Provided data:

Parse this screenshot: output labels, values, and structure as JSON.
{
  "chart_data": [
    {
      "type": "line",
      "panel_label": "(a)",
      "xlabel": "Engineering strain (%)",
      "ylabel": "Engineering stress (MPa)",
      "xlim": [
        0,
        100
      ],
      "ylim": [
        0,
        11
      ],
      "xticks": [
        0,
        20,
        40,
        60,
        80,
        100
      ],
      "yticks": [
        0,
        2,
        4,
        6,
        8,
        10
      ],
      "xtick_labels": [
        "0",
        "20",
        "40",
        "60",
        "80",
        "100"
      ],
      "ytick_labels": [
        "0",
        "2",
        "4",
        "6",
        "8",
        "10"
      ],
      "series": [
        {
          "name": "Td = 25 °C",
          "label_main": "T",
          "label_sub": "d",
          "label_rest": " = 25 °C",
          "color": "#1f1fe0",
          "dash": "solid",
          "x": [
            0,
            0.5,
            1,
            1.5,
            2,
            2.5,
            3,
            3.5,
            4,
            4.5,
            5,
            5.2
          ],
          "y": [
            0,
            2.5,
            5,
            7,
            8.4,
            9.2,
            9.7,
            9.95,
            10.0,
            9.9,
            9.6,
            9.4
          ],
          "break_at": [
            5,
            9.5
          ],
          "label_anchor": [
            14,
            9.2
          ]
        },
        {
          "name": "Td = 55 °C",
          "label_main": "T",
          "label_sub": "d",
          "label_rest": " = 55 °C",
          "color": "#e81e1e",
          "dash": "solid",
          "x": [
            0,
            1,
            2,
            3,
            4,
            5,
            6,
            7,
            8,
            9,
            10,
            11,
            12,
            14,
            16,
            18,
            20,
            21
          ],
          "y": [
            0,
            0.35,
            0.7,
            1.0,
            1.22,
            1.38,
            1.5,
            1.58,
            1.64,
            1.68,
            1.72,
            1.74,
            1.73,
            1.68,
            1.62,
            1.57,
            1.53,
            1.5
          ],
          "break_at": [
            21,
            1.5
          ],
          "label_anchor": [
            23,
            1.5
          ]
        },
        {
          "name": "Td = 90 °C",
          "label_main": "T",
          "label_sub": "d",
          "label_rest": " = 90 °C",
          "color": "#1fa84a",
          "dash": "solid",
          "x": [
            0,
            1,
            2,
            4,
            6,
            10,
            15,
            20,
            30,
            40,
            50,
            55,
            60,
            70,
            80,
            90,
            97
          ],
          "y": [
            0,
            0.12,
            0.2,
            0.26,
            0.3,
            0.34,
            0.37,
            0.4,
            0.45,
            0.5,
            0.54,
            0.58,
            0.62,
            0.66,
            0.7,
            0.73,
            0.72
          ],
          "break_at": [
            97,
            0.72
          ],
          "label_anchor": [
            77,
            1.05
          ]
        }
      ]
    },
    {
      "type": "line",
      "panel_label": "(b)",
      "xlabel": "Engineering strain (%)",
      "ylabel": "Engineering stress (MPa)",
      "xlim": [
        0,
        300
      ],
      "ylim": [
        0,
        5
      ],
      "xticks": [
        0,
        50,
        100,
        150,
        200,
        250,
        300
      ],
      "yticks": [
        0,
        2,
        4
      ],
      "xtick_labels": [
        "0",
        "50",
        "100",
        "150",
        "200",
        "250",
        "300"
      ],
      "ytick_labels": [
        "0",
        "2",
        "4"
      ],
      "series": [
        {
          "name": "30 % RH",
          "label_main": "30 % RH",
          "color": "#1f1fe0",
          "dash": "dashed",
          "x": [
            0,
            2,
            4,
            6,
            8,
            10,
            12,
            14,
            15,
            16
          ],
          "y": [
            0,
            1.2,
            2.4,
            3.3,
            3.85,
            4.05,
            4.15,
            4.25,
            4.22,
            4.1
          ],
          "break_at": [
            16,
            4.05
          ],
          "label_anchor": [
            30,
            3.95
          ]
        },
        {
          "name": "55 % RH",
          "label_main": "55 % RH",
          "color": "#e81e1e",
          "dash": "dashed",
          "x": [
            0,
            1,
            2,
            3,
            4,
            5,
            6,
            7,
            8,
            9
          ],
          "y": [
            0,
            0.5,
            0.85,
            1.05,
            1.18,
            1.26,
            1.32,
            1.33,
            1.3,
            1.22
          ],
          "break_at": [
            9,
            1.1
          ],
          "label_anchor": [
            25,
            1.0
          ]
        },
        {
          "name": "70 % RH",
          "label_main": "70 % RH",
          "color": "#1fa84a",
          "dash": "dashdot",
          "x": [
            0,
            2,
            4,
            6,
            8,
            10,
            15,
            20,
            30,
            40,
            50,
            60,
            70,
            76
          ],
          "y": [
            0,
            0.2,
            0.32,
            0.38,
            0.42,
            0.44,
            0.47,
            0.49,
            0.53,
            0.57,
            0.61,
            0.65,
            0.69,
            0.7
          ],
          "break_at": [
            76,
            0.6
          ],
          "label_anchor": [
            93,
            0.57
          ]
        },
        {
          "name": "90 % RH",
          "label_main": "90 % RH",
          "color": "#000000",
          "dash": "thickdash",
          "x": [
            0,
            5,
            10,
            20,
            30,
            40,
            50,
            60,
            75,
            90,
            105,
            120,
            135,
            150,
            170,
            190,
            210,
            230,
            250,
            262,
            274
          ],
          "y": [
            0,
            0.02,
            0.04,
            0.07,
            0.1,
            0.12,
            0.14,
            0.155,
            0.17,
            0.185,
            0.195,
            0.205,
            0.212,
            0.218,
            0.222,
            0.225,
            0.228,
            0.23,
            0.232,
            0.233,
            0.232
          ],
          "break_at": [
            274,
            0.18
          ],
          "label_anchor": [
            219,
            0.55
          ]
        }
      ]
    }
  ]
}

Your objective: Determine the number of lines in the entries above where the string "name" appears. Answer with the number alone.

Answer below: 7